Text shown:
%%

# RH and the USCA?



## Mrs.K (Jul 14, 2009)

I know it's about the RH but since it is in combination with the Schutzhund Club I figured I'd post it here, since ya'll have more insight in the matter. Can anybody give me some more insight information about the RH program and the USCA? I'd really like to put the RH title on my dogs and would actually join the USCA because of it. I know that I have to put the BH on the dogs which I am already working towards (finally got around and scheduled personal training with Deb Zappia). 

Which Schutzhund Clubs out there actually hold RH Trials? How many are held during the year? Are the Judges flown in or is there finally a Judge in the US. I know there is a liason if I understood it correctly. 

Thanks for the info.


----------



## lhczth (Apr 5, 2000)

There are USCA clubs that hold the RH. Many just don't think about it. We have 10 judges that can judge an RH1. You might have to put out a request to a club to offer the RH1 in their trial.

%%

Given problem A: In the forum thread about the RH and the USCA, how many judges can judge an RH1?
Given problem B: List every dog title that the forum thread about the RH and the USCA names by its abbreviation.

Dataset:
%%

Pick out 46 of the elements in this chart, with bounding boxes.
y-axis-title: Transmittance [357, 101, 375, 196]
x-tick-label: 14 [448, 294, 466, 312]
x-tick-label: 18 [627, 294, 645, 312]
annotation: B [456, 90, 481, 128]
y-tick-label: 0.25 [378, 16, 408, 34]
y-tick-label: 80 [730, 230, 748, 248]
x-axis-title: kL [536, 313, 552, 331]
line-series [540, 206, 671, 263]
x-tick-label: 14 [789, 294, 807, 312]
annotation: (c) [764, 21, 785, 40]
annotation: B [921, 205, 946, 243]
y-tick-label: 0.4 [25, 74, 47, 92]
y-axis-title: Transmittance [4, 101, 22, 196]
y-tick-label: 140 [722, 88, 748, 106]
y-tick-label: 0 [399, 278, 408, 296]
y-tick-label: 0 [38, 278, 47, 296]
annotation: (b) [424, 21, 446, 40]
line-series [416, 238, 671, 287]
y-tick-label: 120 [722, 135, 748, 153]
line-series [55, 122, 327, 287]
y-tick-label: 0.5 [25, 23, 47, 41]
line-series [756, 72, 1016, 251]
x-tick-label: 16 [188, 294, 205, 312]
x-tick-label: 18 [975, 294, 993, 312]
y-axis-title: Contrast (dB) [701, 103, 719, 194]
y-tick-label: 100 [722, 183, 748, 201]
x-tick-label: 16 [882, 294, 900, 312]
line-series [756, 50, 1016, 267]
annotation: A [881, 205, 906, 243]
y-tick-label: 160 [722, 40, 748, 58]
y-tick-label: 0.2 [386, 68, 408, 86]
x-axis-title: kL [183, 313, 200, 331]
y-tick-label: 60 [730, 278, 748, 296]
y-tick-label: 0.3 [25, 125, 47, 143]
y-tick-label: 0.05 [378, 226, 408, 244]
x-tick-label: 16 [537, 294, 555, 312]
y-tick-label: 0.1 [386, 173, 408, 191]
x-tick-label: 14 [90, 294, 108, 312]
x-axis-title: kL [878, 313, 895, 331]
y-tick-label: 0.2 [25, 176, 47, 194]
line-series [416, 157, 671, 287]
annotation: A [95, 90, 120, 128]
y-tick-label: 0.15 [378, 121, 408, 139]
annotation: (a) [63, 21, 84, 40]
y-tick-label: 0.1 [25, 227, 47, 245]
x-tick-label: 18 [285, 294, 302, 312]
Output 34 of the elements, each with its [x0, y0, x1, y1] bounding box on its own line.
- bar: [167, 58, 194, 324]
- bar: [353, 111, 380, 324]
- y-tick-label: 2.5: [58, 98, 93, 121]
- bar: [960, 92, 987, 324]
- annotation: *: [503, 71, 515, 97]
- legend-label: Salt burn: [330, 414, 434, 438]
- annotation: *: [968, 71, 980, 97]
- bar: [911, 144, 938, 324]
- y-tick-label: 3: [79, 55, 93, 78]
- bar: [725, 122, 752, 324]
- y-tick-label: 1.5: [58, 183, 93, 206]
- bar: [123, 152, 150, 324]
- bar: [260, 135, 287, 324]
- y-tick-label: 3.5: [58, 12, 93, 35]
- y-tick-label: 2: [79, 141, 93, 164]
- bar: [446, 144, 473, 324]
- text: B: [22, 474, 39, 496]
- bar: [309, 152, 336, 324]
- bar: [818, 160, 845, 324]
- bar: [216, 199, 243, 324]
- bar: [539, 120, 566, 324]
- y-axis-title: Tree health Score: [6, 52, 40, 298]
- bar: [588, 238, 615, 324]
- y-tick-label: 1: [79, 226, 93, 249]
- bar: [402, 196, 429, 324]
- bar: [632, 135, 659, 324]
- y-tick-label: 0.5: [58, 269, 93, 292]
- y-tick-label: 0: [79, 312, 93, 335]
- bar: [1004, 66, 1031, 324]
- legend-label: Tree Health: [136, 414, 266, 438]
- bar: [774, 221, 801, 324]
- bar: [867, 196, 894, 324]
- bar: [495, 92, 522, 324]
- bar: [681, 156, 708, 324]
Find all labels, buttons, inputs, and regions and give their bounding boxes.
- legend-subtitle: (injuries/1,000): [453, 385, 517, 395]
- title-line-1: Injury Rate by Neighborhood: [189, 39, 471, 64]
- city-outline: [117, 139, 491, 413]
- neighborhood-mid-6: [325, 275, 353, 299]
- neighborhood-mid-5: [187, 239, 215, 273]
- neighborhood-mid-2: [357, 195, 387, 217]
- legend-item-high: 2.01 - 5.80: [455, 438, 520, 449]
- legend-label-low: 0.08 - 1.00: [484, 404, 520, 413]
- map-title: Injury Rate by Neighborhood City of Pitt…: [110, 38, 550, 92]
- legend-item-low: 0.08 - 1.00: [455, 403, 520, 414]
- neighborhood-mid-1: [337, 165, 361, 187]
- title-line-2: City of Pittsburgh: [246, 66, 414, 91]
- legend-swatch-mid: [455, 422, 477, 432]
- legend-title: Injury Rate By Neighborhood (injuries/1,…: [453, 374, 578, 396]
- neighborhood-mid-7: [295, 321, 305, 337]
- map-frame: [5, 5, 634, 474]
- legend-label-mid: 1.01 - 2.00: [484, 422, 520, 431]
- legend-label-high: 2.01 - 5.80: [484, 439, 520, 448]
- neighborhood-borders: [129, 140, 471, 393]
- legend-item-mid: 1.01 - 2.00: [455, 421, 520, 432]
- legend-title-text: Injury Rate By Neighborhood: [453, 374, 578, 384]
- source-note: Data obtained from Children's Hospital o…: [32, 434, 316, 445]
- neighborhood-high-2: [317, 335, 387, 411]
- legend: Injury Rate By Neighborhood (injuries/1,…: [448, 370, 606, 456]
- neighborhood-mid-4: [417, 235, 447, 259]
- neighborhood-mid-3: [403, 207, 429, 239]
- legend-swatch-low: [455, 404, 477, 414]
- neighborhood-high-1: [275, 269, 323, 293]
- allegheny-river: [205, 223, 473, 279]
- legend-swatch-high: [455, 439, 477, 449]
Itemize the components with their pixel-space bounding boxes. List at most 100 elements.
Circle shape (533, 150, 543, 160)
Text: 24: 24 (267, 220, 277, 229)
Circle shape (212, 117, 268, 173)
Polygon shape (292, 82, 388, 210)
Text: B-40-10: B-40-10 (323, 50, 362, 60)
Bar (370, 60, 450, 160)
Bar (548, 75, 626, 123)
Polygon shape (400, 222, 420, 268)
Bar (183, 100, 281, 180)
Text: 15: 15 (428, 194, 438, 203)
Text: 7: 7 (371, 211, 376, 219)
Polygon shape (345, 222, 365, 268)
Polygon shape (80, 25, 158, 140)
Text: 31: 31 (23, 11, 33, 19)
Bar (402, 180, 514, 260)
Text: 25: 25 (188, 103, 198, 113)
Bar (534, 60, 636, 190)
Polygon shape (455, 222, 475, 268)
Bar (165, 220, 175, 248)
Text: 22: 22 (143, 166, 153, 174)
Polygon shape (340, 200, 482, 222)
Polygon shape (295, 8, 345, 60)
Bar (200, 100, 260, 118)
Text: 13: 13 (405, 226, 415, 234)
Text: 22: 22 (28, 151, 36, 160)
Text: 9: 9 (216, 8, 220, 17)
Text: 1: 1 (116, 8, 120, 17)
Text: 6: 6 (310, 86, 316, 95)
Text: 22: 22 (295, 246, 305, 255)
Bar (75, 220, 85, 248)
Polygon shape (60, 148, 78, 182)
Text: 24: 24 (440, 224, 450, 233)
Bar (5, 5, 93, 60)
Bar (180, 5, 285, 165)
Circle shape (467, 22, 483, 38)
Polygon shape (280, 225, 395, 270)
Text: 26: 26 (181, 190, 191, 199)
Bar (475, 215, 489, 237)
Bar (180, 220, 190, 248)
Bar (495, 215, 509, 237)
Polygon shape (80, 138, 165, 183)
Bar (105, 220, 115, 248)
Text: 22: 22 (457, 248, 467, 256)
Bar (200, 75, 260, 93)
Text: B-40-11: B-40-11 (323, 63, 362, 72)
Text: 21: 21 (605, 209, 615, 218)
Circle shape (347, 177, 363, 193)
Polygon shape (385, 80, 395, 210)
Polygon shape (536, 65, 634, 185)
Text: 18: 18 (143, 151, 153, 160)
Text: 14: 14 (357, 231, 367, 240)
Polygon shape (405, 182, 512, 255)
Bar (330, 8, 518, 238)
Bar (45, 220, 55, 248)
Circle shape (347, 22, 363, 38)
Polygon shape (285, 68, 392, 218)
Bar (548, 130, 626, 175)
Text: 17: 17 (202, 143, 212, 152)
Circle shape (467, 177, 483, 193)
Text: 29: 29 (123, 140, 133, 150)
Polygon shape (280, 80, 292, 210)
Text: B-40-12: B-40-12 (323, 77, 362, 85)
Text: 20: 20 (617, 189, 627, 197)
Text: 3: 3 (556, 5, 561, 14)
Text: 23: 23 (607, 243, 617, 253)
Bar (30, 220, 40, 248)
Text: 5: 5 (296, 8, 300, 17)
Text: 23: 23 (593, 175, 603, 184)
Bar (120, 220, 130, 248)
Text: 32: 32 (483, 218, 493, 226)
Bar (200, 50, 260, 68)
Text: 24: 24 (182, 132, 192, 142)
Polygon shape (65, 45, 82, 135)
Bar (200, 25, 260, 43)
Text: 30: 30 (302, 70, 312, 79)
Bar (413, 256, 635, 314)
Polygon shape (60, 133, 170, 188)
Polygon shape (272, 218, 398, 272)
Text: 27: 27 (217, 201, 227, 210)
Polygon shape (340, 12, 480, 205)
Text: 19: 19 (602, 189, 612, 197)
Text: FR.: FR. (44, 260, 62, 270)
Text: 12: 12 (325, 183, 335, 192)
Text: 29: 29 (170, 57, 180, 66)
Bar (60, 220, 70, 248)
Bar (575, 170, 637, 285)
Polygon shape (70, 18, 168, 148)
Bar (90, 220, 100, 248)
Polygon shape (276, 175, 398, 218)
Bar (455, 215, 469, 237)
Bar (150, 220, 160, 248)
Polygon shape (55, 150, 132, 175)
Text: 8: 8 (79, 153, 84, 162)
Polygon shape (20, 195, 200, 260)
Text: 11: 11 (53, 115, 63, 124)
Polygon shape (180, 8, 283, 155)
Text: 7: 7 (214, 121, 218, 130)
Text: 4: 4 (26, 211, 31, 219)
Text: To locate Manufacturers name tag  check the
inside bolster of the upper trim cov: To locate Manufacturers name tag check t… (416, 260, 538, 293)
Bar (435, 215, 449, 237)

%%

Task output A: 10

Task output B: RH, BH, RH1